Directive => In the data that follows, count every line holding the string "Weeks" and give the count alone.

Provided records =>

※

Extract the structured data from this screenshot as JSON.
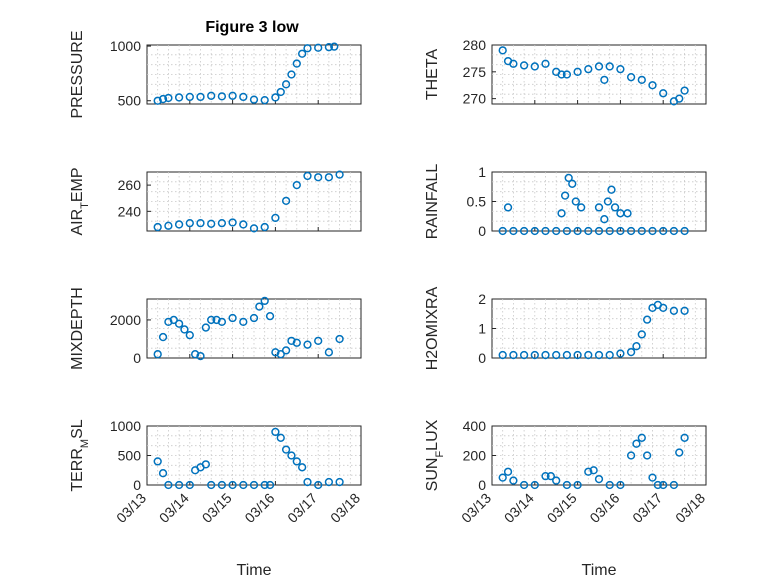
{
  "figure_title": "Figure 3 low",
  "chart_data": [
    {
      "type": "scatter",
      "ylabel": "PRESSURE",
      "title": "Figure 3 low",
      "xlim": [
        "03/13",
        "03/18"
      ],
      "ylim": [
        470,
        1010
      ],
      "yticks": [
        500,
        1000
      ],
      "x": [
        "03/13 06:00",
        "03/13 09:00",
        "03/13 12:00",
        "03/13 18:00",
        "03/14 00:00",
        "03/14 06:00",
        "03/14 12:00",
        "03/14 18:00",
        "03/15 00:00",
        "03/15 06:00",
        "03/15 12:00",
        "03/15 18:00",
        "03/16 00:00",
        "03/16 03:00",
        "03/16 06:00",
        "03/16 09:00",
        "03/16 12:00",
        "03/16 15:00",
        "03/16 18:00",
        "03/17 00:00",
        "03/17 06:00",
        "03/17 09:00"
      ],
      "y": [
        500,
        515,
        525,
        530,
        535,
        535,
        545,
        540,
        545,
        535,
        510,
        505,
        530,
        580,
        650,
        740,
        840,
        930,
        980,
        985,
        990,
        995
      ]
    },
    {
      "type": "scatter",
      "ylabel": "THETA",
      "xlim": [
        "03/13",
        "03/18"
      ],
      "ylim": [
        269,
        280
      ],
      "yticks": [
        270,
        275,
        280
      ],
      "x": [
        "03/13 06:00",
        "03/13 09:00",
        "03/13 12:00",
        "03/13 18:00",
        "03/14 00:00",
        "03/14 06:00",
        "03/14 12:00",
        "03/14 15:00",
        "03/14 18:00",
        "03/15 00:00",
        "03/15 06:00",
        "03/15 12:00",
        "03/15 15:00",
        "03/15 18:00",
        "03/16 00:00",
        "03/16 06:00",
        "03/16 12:00",
        "03/16 18:00",
        "03/17 00:00",
        "03/17 06:00",
        "03/17 09:00",
        "03/17 12:00"
      ],
      "y": [
        279,
        277,
        276.5,
        276.2,
        276,
        276.5,
        275,
        274.5,
        274.5,
        275,
        275.5,
        276,
        273.5,
        276,
        275.5,
        274,
        273.5,
        272.5,
        271,
        269.5,
        270,
        271.5
      ]
    },
    {
      "type": "scatter",
      "ylabel": "AIR_TEMP",
      "xlim": [
        "03/13",
        "03/18"
      ],
      "ylim": [
        225,
        270
      ],
      "yticks": [
        240,
        260
      ],
      "x": [
        "03/13 06:00",
        "03/13 12:00",
        "03/13 18:00",
        "03/14 00:00",
        "03/14 06:00",
        "03/14 12:00",
        "03/14 18:00",
        "03/15 00:00",
        "03/15 06:00",
        "03/15 12:00",
        "03/15 18:00",
        "03/16 00:00",
        "03/16 06:00",
        "03/16 12:00",
        "03/16 18:00",
        "03/17 00:00",
        "03/17 06:00",
        "03/17 12:00"
      ],
      "y": [
        228,
        229,
        230,
        231,
        231,
        230.5,
        231,
        231.5,
        230,
        227,
        228,
        235,
        248,
        260,
        267,
        266,
        266,
        268
      ]
    },
    {
      "type": "scatter",
      "ylabel": "RAINFALL",
      "xlim": [
        "03/13",
        "03/18"
      ],
      "ylim": [
        0,
        1
      ],
      "yticks": [
        0,
        0.5,
        1
      ],
      "x": [
        "03/13 06:00",
        "03/13 12:00",
        "03/13 18:00",
        "03/14 00:00",
        "03/14 06:00",
        "03/14 12:00",
        "03/14 18:00",
        "03/15 00:00",
        "03/15 06:00",
        "03/15 12:00",
        "03/15 18:00",
        "03/16 00:00",
        "03/16 06:00",
        "03/16 12:00",
        "03/16 18:00",
        "03/17 00:00",
        "03/17 06:00",
        "03/17 12:00",
        "03/13 09:00",
        "03/14 15:00",
        "03/14 17:00",
        "03/14 19:00",
        "03/14 21:00",
        "03/14 23:00",
        "03/15 02:00",
        "03/15 12:00",
        "03/15 15:00",
        "03/15 17:00",
        "03/15 19:00",
        "03/15 21:00",
        "03/16 00:00",
        "03/16 04:00"
      ],
      "y": [
        0,
        0,
        0,
        0,
        0,
        0,
        0,
        0,
        0,
        0,
        0,
        0,
        0,
        0,
        0,
        0,
        0,
        0,
        0.4,
        0.3,
        0.6,
        0.9,
        0.8,
        0.5,
        0.4,
        0.4,
        0.2,
        0.5,
        0.7,
        0.4,
        0.3,
        0.3
      ]
    },
    {
      "type": "scatter",
      "ylabel": "MIXDEPTH",
      "xlim": [
        "03/13",
        "03/18"
      ],
      "ylim": [
        0,
        3100
      ],
      "yticks": [
        0,
        2000
      ],
      "x": [
        "03/13 06:00",
        "03/13 09:00",
        "03/13 12:00",
        "03/13 15:00",
        "03/13 18:00",
        "03/13 21:00",
        "03/14 00:00",
        "03/14 03:00",
        "03/14 06:00",
        "03/14 09:00",
        "03/14 12:00",
        "03/14 15:00",
        "03/14 18:00",
        "03/15 00:00",
        "03/15 06:00",
        "03/15 12:00",
        "03/15 15:00",
        "03/15 18:00",
        "03/15 21:00",
        "03/16 00:00",
        "03/16 03:00",
        "03/16 06:00",
        "03/16 09:00",
        "03/16 12:00",
        "03/16 18:00",
        "03/17 00:00",
        "03/17 06:00",
        "03/17 12:00"
      ],
      "y": [
        200,
        1100,
        1900,
        2000,
        1800,
        1500,
        1200,
        200,
        100,
        1600,
        2000,
        2000,
        1900,
        2100,
        1900,
        2100,
        2700,
        3000,
        2200,
        300,
        200,
        400,
        900,
        800,
        700,
        900,
        300,
        1000
      ]
    },
    {
      "type": "scatter",
      "ylabel": "H2OMIXRA",
      "xlim": [
        "03/13",
        "03/18"
      ],
      "ylim": [
        0,
        2
      ],
      "yticks": [
        0,
        1,
        2
      ],
      "x": [
        "03/13 06:00",
        "03/13 12:00",
        "03/13 18:00",
        "03/14 00:00",
        "03/14 06:00",
        "03/14 12:00",
        "03/14 18:00",
        "03/15 00:00",
        "03/15 06:00",
        "03/15 12:00",
        "03/15 18:00",
        "03/16 00:00",
        "03/16 06:00",
        "03/16 09:00",
        "03/16 12:00",
        "03/16 15:00",
        "03/16 18:00",
        "03/16 21:00",
        "03/17 00:00",
        "03/17 06:00",
        "03/17 12:00"
      ],
      "y": [
        0.1,
        0.1,
        0.1,
        0.1,
        0.1,
        0.1,
        0.1,
        0.1,
        0.1,
        0.1,
        0.1,
        0.15,
        0.2,
        0.4,
        0.8,
        1.3,
        1.7,
        1.8,
        1.7,
        1.6,
        1.6
      ]
    },
    {
      "type": "scatter",
      "ylabel": "TERR_MSL",
      "xlim": [
        "03/13",
        "03/18"
      ],
      "ylim": [
        0,
        1000
      ],
      "yticks": [
        0,
        500,
        1000
      ],
      "x": [
        "03/13 06:00",
        "03/13 09:00",
        "03/13 12:00",
        "03/13 18:00",
        "03/14 00:00",
        "03/14 03:00",
        "03/14 06:00",
        "03/14 09:00",
        "03/14 12:00",
        "03/14 18:00",
        "03/15 00:00",
        "03/15 06:00",
        "03/15 12:00",
        "03/15 18:00",
        "03/15 21:00",
        "03/16 00:00",
        "03/16 03:00",
        "03/16 06:00",
        "03/16 09:00",
        "03/16 12:00",
        "03/16 15:00",
        "03/16 18:00",
        "03/17 00:00",
        "03/17 06:00",
        "03/17 12:00"
      ],
      "y": [
        400,
        200,
        0,
        0,
        0,
        250,
        300,
        350,
        0,
        0,
        0,
        0,
        0,
        0,
        0,
        900,
        800,
        600,
        500,
        400,
        300,
        50,
        0,
        50,
        50
      ]
    },
    {
      "type": "scatter",
      "ylabel": "SUN_FLUX",
      "xlim": [
        "03/13",
        "03/18"
      ],
      "ylim": [
        0,
        400
      ],
      "yticks": [
        0,
        200,
        400
      ],
      "x": [
        "03/13 06:00",
        "03/13 09:00",
        "03/13 12:00",
        "03/13 18:00",
        "03/14 00:00",
        "03/14 06:00",
        "03/14 09:00",
        "03/14 12:00",
        "03/14 18:00",
        "03/15 00:00",
        "03/15 06:00",
        "03/15 09:00",
        "03/15 12:00",
        "03/15 18:00",
        "03/16 00:00",
        "03/16 06:00",
        "03/16 09:00",
        "03/16 12:00",
        "03/16 15:00",
        "03/16 18:00",
        "03/16 21:00",
        "03/17 00:00",
        "03/17 06:00",
        "03/17 09:00",
        "03/17 12:00"
      ],
      "y": [
        50,
        90,
        30,
        0,
        0,
        60,
        60,
        30,
        0,
        0,
        90,
        100,
        40,
        0,
        0,
        200,
        280,
        320,
        200,
        50,
        0,
        0,
        0,
        220,
        320
      ]
    }
  ],
  "xtick_labels": [
    "03/13",
    "03/14",
    "03/15",
    "03/16",
    "03/17",
    "03/18"
  ],
  "xlabel": "Time"
}
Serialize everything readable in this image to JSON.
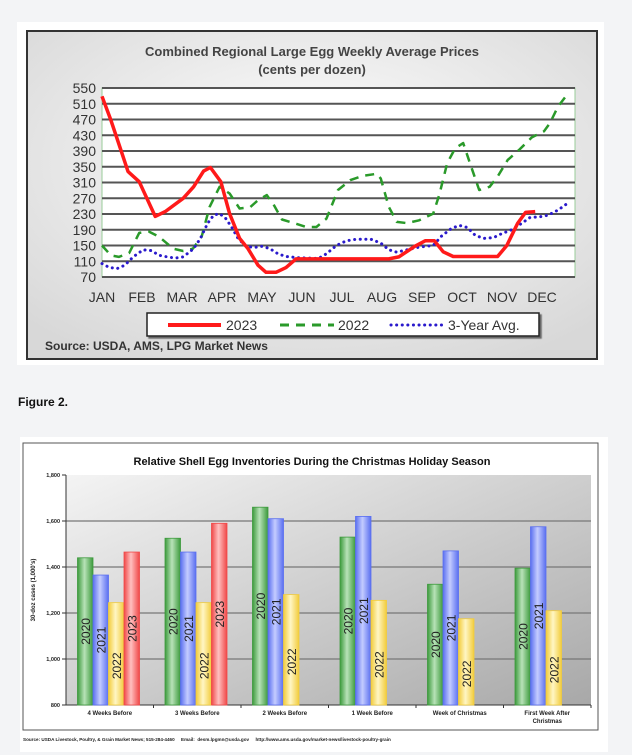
{
  "figure_label": "Figure 2.",
  "chart_data": [
    {
      "type": "line",
      "title": "Combined Regional Large Egg Weekly Average Prices",
      "subtitle": "(cents per dozen)",
      "xlabel": "",
      "ylabel": "",
      "ylim": [
        70,
        550
      ],
      "yticks": [
        70,
        110,
        150,
        190,
        230,
        270,
        310,
        350,
        390,
        430,
        470,
        510,
        550
      ],
      "categories": [
        "JAN",
        "FEB",
        "MAR",
        "APR",
        "MAY",
        "JUN",
        "JUL",
        "AUG",
        "SEP",
        "OCT",
        "NOV",
        "DEC"
      ],
      "x_unit": "month index (0 = JAN)",
      "grid": true,
      "legend_placement": "bottom",
      "source": "Source: USDA, AMS, LPG  Market News",
      "series": [
        {
          "name": "2023",
          "color": "#ff1a1a",
          "style": "solid",
          "points": [
            [
              0,
              529
            ],
            [
              0.22,
              469
            ],
            [
              0.47,
              393
            ],
            [
              0.65,
              338
            ],
            [
              0.93,
              312
            ],
            [
              1.33,
              224
            ],
            [
              1.58,
              236
            ],
            [
              2.03,
              270
            ],
            [
              2.29,
              299
            ],
            [
              2.54,
              339
            ],
            [
              2.71,
              348
            ],
            [
              2.97,
              312
            ],
            [
              3.19,
              231
            ],
            [
              3.44,
              168
            ],
            [
              3.65,
              142
            ],
            [
              3.9,
              100
            ],
            [
              4.1,
              82
            ],
            [
              4.35,
              82
            ],
            [
              4.6,
              94
            ],
            [
              4.85,
              116
            ],
            [
              7.17,
              116
            ],
            [
              7.42,
              121
            ],
            [
              7.82,
              148
            ],
            [
              8.08,
              162
            ],
            [
              8.31,
              162
            ],
            [
              8.53,
              134
            ],
            [
              8.78,
              122
            ],
            [
              9.89,
              122
            ],
            [
              10.12,
              150
            ],
            [
              10.39,
              206
            ],
            [
              10.59,
              234
            ],
            [
              10.83,
              236
            ]
          ]
        },
        {
          "name": "2022",
          "color": "#2a9a2a",
          "style": "dashed",
          "points": [
            [
              0,
              150
            ],
            [
              0.22,
              125
            ],
            [
              0.42,
              121
            ],
            [
              0.68,
              131
            ],
            [
              0.93,
              182
            ],
            [
              1.18,
              185
            ],
            [
              1.43,
              172
            ],
            [
              1.78,
              142
            ],
            [
              2.03,
              136
            ],
            [
              2.27,
              142
            ],
            [
              2.49,
              172
            ],
            [
              2.69,
              248
            ],
            [
              2.94,
              299
            ],
            [
              3.19,
              282
            ],
            [
              3.44,
              244
            ],
            [
              3.7,
              247
            ],
            [
              3.9,
              265
            ],
            [
              4.12,
              278
            ],
            [
              4.3,
              252
            ],
            [
              4.5,
              216
            ],
            [
              4.8,
              207
            ],
            [
              5.1,
              197
            ],
            [
              5.36,
              197
            ],
            [
              5.61,
              218
            ],
            [
              5.9,
              291
            ],
            [
              6.21,
              316
            ],
            [
              6.52,
              327
            ],
            [
              6.87,
              332
            ],
            [
              6.97,
              320
            ],
            [
              7.17,
              248
            ],
            [
              7.37,
              210
            ],
            [
              7.62,
              207
            ],
            [
              7.93,
              214
            ],
            [
              8.28,
              231
            ],
            [
              8.43,
              278
            ],
            [
              8.63,
              359
            ],
            [
              8.83,
              397
            ],
            [
              9.03,
              410
            ],
            [
              9.23,
              350
            ],
            [
              9.43,
              291
            ],
            [
              9.69,
              299
            ],
            [
              9.89,
              325
            ],
            [
              10.14,
              367
            ],
            [
              10.44,
              394
            ],
            [
              10.75,
              425
            ],
            [
              11.05,
              440
            ],
            [
              11.2,
              461
            ],
            [
              11.4,
              503
            ],
            [
              11.65,
              536
            ]
          ]
        },
        {
          "name": "3-Year Avg.",
          "color": "#2a1acc",
          "style": "dotted",
          "points": [
            [
              0,
              104
            ],
            [
              0.17,
              95
            ],
            [
              0.37,
              91
            ],
            [
              0.57,
              100
            ],
            [
              0.78,
              121
            ],
            [
              1.03,
              139
            ],
            [
              1.23,
              137
            ],
            [
              1.43,
              125
            ],
            [
              1.63,
              121
            ],
            [
              1.83,
              118
            ],
            [
              2.03,
              121
            ],
            [
              2.29,
              142
            ],
            [
              2.46,
              168
            ],
            [
              2.64,
              206
            ],
            [
              2.79,
              227
            ],
            [
              2.94,
              231
            ],
            [
              3.09,
              219
            ],
            [
              3.24,
              197
            ],
            [
              3.4,
              168
            ],
            [
              3.6,
              148
            ],
            [
              3.8,
              145
            ],
            [
              4.0,
              148
            ],
            [
              4.2,
              142
            ],
            [
              4.4,
              129
            ],
            [
              4.6,
              122
            ],
            [
              4.9,
              119
            ],
            [
              5.41,
              117
            ],
            [
              5.61,
              129
            ],
            [
              5.86,
              150
            ],
            [
              6.11,
              162
            ],
            [
              6.36,
              166
            ],
            [
              6.72,
              166
            ],
            [
              6.97,
              156
            ],
            [
              7.17,
              139
            ],
            [
              7.37,
              133
            ],
            [
              7.62,
              139
            ],
            [
              7.93,
              146
            ],
            [
              8.28,
              150
            ],
            [
              8.48,
              173
            ],
            [
              8.73,
              193
            ],
            [
              8.93,
              201
            ],
            [
              9.13,
              196
            ],
            [
              9.33,
              176
            ],
            [
              9.54,
              168
            ],
            [
              9.79,
              170
            ],
            [
              9.99,
              180
            ],
            [
              10.24,
              190
            ],
            [
              10.5,
              207
            ],
            [
              10.7,
              221
            ],
            [
              10.95,
              223
            ],
            [
              11.15,
              227
            ],
            [
              11.4,
              240
            ],
            [
              11.65,
              258
            ]
          ]
        }
      ]
    },
    {
      "type": "bar",
      "title": "Relative Shell Egg Inventories During the Christmas Holiday Season",
      "xlabel": "",
      "ylabel": "30-doz cases (1,000's)",
      "ylim": [
        800,
        1800
      ],
      "yticks": [
        "800",
        "1,000",
        "1,200",
        "1,400",
        "1,600",
        "1,800"
      ],
      "ytick_values": [
        800,
        1000,
        1200,
        1400,
        1600,
        1800
      ],
      "grid": true,
      "source": "Source: USDA Livestock, Poultry, & Grain Market News; 515-284-4460     Email:  desm.lpgmn@usda.gov     http://www.ams.usda.gov/market-news/livestock-poultry-grain",
      "categories": [
        "4 Weeks Before",
        "3 Weeks Before",
        "2 Weeks Before",
        "1 Week Before",
        "Week of Christmas",
        "First Week After Christmas"
      ],
      "series": [
        {
          "name": "2020",
          "color": "#3c9a3c",
          "light": "#b8e2b8",
          "values": [
            1440,
            1525,
            1660,
            1530,
            1325,
            1395
          ]
        },
        {
          "name": "2021",
          "color": "#5a6ff0",
          "light": "#c4ccff",
          "values": [
            1365,
            1465,
            1610,
            1620,
            1470,
            1575
          ]
        },
        {
          "name": "2022",
          "color": "#f2cc3c",
          "light": "#fff6c4",
          "values": [
            1245,
            1245,
            1280,
            1255,
            1175,
            1210
          ]
        },
        {
          "name": "2023",
          "color": "#f04848",
          "light": "#ffc0c0",
          "values": [
            1465,
            1590,
            null,
            null,
            null,
            null
          ]
        }
      ]
    }
  ]
}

※

Answer to this task => 3